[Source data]
● ● ● ●

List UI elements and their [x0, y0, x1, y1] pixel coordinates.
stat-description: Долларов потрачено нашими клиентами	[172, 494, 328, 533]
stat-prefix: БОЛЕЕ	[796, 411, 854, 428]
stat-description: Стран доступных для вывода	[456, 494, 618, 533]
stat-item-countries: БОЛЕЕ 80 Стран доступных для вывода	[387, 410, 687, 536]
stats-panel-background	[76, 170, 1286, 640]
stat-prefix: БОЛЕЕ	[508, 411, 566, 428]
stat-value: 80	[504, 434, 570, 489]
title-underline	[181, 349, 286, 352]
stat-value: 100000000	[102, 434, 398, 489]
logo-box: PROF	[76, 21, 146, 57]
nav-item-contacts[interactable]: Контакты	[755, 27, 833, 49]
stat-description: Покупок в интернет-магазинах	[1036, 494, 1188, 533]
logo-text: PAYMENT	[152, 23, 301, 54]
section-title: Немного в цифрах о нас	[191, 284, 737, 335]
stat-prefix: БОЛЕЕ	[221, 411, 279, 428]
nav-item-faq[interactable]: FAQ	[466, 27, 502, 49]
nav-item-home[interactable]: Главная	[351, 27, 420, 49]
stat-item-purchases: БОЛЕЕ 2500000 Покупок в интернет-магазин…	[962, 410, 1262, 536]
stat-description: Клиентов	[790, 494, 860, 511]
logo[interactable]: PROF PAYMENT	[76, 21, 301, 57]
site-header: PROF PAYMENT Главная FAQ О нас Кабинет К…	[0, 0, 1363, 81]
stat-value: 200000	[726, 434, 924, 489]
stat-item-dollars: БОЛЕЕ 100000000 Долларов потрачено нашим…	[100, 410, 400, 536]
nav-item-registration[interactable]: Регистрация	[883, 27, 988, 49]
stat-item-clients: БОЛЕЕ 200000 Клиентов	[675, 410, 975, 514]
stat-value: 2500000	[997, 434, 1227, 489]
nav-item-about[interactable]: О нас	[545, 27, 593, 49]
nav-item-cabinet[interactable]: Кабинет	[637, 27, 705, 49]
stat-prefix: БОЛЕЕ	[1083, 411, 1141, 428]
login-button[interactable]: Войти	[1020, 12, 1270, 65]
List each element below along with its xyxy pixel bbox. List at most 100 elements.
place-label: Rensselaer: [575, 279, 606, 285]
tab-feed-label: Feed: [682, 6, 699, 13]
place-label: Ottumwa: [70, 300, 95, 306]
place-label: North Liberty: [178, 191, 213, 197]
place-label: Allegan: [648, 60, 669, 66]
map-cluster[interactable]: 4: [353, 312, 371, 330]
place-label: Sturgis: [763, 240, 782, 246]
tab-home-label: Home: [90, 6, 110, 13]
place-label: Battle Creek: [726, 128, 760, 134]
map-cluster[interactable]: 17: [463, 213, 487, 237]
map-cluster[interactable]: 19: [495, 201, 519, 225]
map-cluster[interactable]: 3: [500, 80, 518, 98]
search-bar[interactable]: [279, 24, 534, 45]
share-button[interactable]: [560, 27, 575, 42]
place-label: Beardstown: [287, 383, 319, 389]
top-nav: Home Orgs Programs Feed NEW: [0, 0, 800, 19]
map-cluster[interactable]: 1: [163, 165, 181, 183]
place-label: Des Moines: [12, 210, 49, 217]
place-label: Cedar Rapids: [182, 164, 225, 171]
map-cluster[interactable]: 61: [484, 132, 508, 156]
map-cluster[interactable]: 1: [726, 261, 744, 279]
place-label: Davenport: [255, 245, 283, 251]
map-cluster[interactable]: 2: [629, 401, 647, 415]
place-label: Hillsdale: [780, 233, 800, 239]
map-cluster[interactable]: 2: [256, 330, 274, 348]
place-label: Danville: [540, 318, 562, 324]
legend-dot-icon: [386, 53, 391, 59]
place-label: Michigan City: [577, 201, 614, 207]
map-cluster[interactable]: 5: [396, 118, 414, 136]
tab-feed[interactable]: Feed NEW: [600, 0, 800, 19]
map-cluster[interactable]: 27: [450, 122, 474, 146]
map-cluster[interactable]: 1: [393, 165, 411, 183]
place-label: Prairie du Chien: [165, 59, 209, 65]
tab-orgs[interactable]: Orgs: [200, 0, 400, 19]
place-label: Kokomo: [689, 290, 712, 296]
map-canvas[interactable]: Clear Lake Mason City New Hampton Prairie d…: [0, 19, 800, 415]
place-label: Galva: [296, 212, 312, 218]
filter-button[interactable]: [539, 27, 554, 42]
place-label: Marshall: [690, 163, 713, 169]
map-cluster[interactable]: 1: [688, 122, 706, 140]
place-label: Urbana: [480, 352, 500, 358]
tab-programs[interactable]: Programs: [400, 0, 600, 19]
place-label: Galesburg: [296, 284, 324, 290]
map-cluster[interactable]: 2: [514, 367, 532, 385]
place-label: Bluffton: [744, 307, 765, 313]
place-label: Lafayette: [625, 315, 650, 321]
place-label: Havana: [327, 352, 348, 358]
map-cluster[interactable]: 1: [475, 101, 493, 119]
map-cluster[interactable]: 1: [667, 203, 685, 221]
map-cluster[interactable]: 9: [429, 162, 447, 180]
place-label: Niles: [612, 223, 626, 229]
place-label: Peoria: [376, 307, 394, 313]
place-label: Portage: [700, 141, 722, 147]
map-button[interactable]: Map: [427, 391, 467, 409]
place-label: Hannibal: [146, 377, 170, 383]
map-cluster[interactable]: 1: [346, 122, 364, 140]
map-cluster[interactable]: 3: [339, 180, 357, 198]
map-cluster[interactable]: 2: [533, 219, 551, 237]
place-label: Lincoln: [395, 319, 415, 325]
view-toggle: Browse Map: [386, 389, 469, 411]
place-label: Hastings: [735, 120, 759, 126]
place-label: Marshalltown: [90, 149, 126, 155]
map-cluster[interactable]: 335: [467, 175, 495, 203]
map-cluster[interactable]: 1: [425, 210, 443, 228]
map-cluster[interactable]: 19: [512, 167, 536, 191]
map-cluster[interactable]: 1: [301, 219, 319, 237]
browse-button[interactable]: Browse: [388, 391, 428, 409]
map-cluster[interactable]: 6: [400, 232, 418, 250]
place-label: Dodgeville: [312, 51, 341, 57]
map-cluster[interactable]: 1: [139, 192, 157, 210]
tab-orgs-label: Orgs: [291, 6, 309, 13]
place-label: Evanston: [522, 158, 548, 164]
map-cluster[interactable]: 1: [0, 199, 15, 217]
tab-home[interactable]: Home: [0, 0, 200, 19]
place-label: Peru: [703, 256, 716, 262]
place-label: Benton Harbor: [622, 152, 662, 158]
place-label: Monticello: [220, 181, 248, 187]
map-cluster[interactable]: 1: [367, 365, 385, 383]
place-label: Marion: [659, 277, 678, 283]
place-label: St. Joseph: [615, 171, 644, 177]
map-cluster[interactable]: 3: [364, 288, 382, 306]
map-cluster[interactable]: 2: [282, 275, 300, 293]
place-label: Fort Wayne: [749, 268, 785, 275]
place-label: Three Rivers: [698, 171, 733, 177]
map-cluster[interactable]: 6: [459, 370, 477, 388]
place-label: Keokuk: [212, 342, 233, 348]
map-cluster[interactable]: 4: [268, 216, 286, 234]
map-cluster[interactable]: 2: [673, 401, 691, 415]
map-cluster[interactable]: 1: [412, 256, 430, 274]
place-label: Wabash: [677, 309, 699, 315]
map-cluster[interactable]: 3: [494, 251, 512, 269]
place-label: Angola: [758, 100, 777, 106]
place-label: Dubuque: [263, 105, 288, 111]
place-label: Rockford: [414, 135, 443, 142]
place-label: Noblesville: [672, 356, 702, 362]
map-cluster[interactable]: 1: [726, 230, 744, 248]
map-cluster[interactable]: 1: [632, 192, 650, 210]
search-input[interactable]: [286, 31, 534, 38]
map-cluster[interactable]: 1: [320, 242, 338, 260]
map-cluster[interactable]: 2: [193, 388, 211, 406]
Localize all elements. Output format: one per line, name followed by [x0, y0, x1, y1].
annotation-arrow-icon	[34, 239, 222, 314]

● ● ● ●

Rewrite the source data from its start down to the line containing "434, 570, 489]", replacing "БОЛЕЕ" with "СВЫШЕ" and leaving everything else unchanged.

#### [ANSWER IN FULL]
List UI elements and their [x0, y0, x1, y1] pixel coordinates.
stat-description: Долларов потрачено нашими клиентами	[172, 494, 328, 533]
stat-prefix: СВЫШЕ	[796, 411, 854, 428]
stat-description: Стран доступных для вывода	[456, 494, 618, 533]
stat-item-countries: СВЫШЕ 80 Стран доступных для вывода	[387, 410, 687, 536]
stats-panel-background	[76, 170, 1286, 640]
stat-prefix: СВЫШЕ	[508, 411, 566, 428]
stat-value: 80	[504, 434, 570, 489]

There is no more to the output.